--- START OF Data in this exercise ---

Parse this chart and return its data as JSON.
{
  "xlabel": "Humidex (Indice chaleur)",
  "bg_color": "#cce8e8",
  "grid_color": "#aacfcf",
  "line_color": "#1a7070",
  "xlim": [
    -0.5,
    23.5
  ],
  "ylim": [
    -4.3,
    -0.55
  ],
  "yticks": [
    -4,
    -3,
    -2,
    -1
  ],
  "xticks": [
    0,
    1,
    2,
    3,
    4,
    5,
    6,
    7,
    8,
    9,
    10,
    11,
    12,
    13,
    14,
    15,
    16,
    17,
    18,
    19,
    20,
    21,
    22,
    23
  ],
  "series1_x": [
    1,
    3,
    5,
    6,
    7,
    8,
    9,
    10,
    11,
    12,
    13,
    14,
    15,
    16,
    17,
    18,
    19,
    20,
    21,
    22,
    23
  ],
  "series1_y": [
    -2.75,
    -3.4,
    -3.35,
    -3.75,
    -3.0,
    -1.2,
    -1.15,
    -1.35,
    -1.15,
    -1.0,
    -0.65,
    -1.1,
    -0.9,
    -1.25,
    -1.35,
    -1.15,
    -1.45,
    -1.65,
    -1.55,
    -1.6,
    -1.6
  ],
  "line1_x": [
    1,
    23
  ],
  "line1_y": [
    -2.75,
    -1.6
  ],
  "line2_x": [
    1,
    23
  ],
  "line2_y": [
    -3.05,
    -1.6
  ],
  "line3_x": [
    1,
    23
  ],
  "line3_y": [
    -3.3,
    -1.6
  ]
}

--- END OF Data in this exercise ---

* _What you should do_: Quote all the records exactly, please, leaving none out.

* _Reply_:
Parse this chart and return its data as JSON.
{
  "xlabel": "Humidex (Indice chaleur)",
  "bg_color": "#cce8e8",
  "grid_color": "#aacfcf",
  "line_color": "#1a7070",
  "xlim": [
    -0.5,
    23.5
  ],
  "ylim": [
    -4.3,
    -0.55
  ],
  "yticks": [
    -4,
    -3,
    -2,
    -1
  ],
  "xticks": [
    0,
    1,
    2,
    3,
    4,
    5,
    6,
    7,
    8,
    9,
    10,
    11,
    12,
    13,
    14,
    15,
    16,
    17,
    18,
    19,
    20,
    21,
    22,
    23
  ],
  "series1_x": [
    1,
    3,
    5,
    6,
    7,
    8,
    9,
    10,
    11,
    12,
    13,
    14,
    15,
    16,
    17,
    18,
    19,
    20,
    21,
    22,
    23
  ],
  "series1_y": [
    -2.75,
    -3.4,
    -3.35,
    -3.75,
    -3.0,
    -1.2,
    -1.15,
    -1.35,
    -1.15,
    -1.0,
    -0.65,
    -1.1,
    -0.9,
    -1.25,
    -1.35,
    -1.15,
    -1.45,
    -1.65,
    -1.55,
    -1.6,
    -1.6
  ],
  "line1_x": [
    1,
    23
  ],
  "line1_y": [
    -2.75,
    -1.6
  ],
  "line2_x": [
    1,
    23
  ],
  "line2_y": [
    -3.05,
    -1.6
  ],
  "line3_x": [
    1,
    23
  ],
  "line3_y": [
    -3.3,
    -1.6
  ]
}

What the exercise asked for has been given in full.